Of the lines in the listing below, how many hold "Consulta"? Answer with the number only.

__Records provided__:
--- start ---
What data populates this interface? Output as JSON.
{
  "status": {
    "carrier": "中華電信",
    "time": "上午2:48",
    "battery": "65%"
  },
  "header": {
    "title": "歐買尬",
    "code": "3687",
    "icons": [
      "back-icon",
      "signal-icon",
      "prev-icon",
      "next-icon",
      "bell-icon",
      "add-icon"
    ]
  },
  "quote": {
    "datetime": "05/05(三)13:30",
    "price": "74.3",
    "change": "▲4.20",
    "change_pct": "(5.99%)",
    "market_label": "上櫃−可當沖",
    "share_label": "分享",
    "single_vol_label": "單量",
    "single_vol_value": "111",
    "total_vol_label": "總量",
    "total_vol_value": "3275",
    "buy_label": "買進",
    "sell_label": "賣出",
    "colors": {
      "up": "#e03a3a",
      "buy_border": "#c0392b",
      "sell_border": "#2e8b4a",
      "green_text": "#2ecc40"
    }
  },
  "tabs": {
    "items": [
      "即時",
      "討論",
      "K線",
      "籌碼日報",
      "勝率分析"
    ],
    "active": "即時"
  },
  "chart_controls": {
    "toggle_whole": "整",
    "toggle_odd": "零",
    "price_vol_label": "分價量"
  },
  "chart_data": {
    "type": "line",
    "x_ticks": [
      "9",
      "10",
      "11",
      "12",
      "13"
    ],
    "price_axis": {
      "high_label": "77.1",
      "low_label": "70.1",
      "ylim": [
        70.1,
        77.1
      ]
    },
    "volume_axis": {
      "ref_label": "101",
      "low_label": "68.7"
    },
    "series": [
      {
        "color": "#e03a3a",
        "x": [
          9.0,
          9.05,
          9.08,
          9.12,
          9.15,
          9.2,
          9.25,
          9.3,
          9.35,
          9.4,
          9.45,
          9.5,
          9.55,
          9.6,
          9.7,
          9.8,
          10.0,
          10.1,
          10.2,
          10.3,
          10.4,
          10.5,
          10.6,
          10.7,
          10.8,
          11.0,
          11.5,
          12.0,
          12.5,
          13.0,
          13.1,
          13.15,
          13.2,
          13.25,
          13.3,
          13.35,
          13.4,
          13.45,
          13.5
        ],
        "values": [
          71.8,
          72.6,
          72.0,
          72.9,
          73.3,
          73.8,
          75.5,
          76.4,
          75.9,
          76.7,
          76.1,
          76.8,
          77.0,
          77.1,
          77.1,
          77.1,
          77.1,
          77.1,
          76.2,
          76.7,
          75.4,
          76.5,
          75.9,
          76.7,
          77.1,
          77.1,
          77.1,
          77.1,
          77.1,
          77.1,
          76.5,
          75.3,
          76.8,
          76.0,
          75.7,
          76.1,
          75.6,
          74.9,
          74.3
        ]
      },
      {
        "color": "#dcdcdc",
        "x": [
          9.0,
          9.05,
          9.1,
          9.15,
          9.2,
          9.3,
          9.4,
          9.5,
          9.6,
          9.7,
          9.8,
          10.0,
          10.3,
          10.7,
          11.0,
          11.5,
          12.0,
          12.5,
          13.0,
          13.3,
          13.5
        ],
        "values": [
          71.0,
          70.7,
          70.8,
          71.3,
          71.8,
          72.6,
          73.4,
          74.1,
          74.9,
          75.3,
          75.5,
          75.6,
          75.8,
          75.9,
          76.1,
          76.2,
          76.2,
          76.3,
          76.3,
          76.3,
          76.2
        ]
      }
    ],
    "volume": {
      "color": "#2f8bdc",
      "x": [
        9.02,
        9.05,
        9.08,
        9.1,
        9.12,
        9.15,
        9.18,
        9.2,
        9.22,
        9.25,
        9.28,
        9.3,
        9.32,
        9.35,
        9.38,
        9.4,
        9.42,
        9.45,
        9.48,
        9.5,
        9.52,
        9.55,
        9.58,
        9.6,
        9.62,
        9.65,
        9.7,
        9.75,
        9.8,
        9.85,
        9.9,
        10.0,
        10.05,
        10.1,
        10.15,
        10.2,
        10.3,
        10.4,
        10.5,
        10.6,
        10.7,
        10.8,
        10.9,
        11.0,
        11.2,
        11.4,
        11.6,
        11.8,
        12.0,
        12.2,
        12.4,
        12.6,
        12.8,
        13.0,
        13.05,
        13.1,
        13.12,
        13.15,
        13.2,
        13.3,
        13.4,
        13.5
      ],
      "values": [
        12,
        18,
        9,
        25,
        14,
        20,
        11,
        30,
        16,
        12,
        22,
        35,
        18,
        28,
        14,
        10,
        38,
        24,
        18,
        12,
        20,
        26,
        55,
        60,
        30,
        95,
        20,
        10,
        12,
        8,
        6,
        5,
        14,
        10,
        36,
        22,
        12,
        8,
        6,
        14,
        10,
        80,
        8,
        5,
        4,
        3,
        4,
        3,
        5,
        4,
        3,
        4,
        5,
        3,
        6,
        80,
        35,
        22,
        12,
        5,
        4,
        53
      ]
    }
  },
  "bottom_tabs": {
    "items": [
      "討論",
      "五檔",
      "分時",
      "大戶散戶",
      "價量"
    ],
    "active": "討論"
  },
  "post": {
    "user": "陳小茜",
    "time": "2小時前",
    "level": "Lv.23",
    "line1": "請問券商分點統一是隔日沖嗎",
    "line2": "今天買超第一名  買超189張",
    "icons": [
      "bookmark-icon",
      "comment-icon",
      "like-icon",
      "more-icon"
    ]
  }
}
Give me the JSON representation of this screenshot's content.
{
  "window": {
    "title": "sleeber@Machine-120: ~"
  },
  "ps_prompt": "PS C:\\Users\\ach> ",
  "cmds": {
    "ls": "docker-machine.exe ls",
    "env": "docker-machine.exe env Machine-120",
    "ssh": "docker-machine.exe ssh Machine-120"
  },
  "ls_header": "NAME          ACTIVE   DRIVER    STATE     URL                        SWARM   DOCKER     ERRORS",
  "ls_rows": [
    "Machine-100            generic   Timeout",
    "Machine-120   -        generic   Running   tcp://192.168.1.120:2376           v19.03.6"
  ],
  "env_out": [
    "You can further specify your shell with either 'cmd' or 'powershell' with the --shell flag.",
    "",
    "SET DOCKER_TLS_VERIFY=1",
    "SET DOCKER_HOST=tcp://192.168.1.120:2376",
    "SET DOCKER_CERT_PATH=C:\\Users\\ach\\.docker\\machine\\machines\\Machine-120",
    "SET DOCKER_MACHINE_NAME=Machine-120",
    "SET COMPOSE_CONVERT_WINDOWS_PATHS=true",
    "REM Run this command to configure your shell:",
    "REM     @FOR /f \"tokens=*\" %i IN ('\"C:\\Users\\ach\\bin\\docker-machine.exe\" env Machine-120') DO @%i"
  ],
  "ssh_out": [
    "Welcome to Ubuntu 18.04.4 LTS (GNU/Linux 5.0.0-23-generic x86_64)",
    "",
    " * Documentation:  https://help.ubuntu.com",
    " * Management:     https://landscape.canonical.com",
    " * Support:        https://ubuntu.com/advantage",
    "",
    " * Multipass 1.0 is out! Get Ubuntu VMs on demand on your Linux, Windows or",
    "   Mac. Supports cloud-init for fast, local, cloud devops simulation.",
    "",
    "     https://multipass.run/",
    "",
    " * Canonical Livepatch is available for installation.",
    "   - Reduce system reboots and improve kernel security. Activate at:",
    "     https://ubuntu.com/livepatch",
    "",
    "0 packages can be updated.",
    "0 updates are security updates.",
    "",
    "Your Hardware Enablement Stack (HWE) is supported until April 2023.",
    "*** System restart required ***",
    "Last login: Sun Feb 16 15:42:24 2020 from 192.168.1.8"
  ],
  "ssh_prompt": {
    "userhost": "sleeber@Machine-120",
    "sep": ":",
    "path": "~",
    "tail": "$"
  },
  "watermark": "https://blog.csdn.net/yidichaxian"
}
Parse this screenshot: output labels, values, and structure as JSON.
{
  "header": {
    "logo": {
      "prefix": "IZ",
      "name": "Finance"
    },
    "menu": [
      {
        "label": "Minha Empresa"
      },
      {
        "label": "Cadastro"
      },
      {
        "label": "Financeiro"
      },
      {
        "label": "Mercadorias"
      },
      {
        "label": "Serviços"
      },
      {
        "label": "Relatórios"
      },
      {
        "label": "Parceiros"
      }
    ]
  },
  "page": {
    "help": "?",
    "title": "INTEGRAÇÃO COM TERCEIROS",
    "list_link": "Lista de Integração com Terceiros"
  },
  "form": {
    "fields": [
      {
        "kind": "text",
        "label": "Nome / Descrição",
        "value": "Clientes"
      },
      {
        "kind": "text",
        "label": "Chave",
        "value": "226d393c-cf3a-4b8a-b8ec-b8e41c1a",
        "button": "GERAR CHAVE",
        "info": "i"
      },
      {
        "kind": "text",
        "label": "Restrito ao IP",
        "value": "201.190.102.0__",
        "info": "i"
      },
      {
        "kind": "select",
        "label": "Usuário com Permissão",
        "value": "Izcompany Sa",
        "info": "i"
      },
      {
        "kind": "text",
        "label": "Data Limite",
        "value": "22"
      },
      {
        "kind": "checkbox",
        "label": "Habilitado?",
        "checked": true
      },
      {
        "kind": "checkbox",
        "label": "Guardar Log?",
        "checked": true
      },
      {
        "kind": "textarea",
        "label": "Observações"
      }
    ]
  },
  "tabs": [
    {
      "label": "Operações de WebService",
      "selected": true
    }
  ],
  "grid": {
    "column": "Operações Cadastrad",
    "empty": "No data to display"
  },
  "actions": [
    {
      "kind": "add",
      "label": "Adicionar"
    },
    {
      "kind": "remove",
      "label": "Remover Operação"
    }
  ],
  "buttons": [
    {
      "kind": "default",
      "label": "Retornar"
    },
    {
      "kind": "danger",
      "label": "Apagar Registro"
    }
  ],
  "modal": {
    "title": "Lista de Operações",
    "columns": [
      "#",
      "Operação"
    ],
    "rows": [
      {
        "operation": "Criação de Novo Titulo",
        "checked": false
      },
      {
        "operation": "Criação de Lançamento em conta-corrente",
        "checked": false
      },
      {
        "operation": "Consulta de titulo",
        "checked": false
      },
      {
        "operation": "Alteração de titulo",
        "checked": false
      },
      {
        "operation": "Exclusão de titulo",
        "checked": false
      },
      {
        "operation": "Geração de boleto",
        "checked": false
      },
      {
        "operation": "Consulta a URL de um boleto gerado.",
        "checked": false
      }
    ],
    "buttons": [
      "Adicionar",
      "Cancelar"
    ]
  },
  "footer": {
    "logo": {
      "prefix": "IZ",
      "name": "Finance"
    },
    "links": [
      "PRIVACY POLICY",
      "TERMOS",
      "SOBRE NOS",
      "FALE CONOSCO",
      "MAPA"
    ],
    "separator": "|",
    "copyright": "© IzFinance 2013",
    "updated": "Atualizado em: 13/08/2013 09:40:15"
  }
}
--- end ---
__Finished task__: 2